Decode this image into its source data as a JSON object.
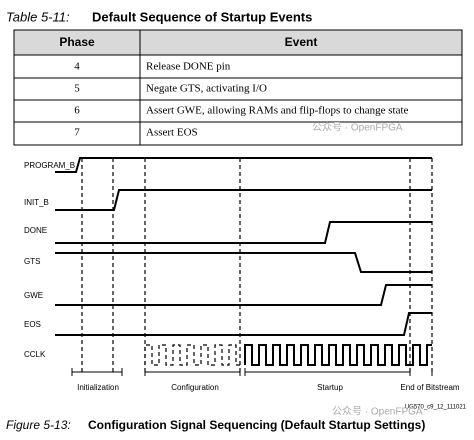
{
  "table": {
    "label": "Table 5-11:",
    "title": "Default Sequence of Startup Events",
    "headers": [
      "Phase",
      "Event"
    ],
    "rows": [
      [
        "4",
        "Release DONE pin"
      ],
      [
        "5",
        "Negate GTS, activating I/O"
      ],
      [
        "6",
        "Assert GWE, allowing RAMs and flip-flops to change state"
      ],
      [
        "7",
        "Assert EOS"
      ]
    ]
  },
  "watermark": "公众号 · OpenFPGA",
  "figure": {
    "signals": [
      "PROGRAM_B",
      "INIT_B",
      "DONE",
      "GTS",
      "GWE",
      "EOS",
      "CCLK"
    ],
    "phases": [
      "Initialization",
      "Configuration",
      "Startup",
      "End of Bitstream"
    ],
    "id": "UG570_c9_12_111021",
    "label": "Figure 5-13:",
    "title": "Configuration Signal Sequencing (Default Startup Settings)"
  }
}
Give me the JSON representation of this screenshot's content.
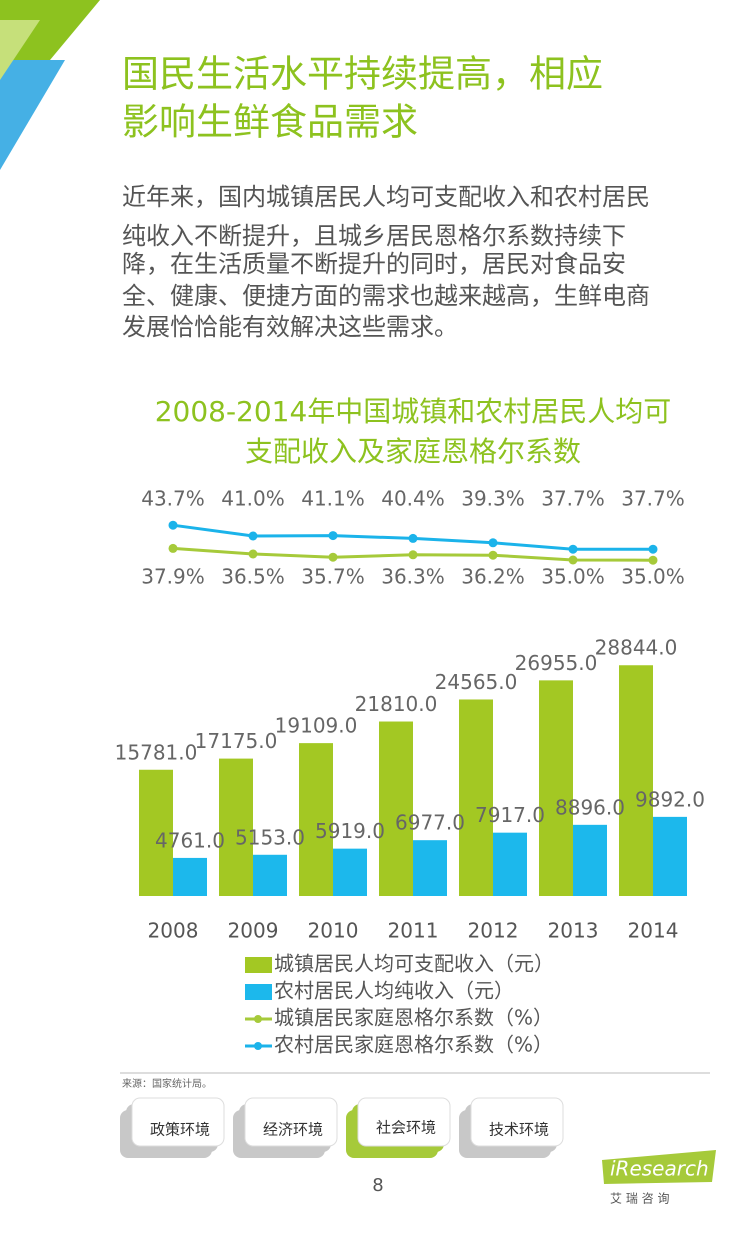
{
  "header": {
    "title_lines": [
      "国民生活水平持续提高，相应",
      "影响生鲜食品需求"
    ]
  },
  "body": {
    "lines": [
      "近年来，国内城镇居民人均可支配收入和农村居民",
      "纯收入不断提升，且城乡居民恩格尔系数持续下",
      "降，在生活质量不断提升的同时，居民对食品安",
      "全、健康、便捷方面的需求也越来越高，生鲜电商",
      "发展恰恰能有效解决这些需求。"
    ]
  },
  "chart_data": {
    "type": "bar",
    "title_lines": [
      "2008-2014年中国城镇和农村居民人均可",
      "支配收入及家庭恩格尔系数"
    ],
    "categories": [
      "2008",
      "2009",
      "2010",
      "2011",
      "2012",
      "2013",
      "2014"
    ],
    "ylim": [
      0,
      30000
    ],
    "y2lim": [
      30,
      50
    ],
    "series": [
      {
        "name": "城镇居民人均可支配收入（元）",
        "type": "bar",
        "color": "#a3c823",
        "values": [
          15781,
          17175,
          19109,
          21810,
          24565,
          26955,
          28844
        ],
        "value_labels": [
          "15781.0",
          "17175.0",
          "19109.0",
          "21810.0",
          "24565.0",
          "26955.0",
          "28844.0"
        ]
      },
      {
        "name": "农村居民人均纯收入（元）",
        "type": "bar",
        "color": "#1cb8ec",
        "values": [
          4761,
          5153,
          5919,
          6977,
          7917,
          8896,
          9892
        ],
        "value_labels": [
          "4761.0",
          "5153.0",
          "5919.0",
          "6977.0",
          "7917.0",
          "8896.0",
          "9892.0"
        ]
      },
      {
        "name": "城镇居民家庭恩格尔系数（%）",
        "type": "line",
        "axis": "y2",
        "color": "#a6ca3a",
        "values": [
          37.9,
          36.5,
          35.7,
          36.3,
          36.2,
          35.0,
          34.95
        ],
        "value_labels": [
          "37.9%",
          "36.5%",
          "35.7%",
          "36.3%",
          "36.2%",
          "35.0%",
          "35.0%"
        ]
      },
      {
        "name": "农村居民家庭恩格尔系数（%）",
        "type": "line",
        "axis": "y2",
        "color": "#1bb3ea",
        "values": [
          43.7,
          41.0,
          41.1,
          40.4,
          39.3,
          37.7,
          37.7
        ],
        "value_labels": [
          "43.7%",
          "41.0%",
          "41.1%",
          "40.4%",
          "39.3%",
          "37.7%",
          "37.7%"
        ]
      }
    ]
  },
  "source": "来源：国家统计局。",
  "tabs": [
    "政策环境",
    "经济环境",
    "社会环境",
    "技术环境"
  ],
  "page_number": "8",
  "logo": {
    "brand": "iResearch",
    "subtitle": "艾 瑞 咨 询"
  }
}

## TASK DETAILS
Pick out the lines that have the word "JSON". Copy them all.

## FINAL ANSWER
Decode this image into its source data as a JSON object.
Give me the JSON representation of this screenshot's content.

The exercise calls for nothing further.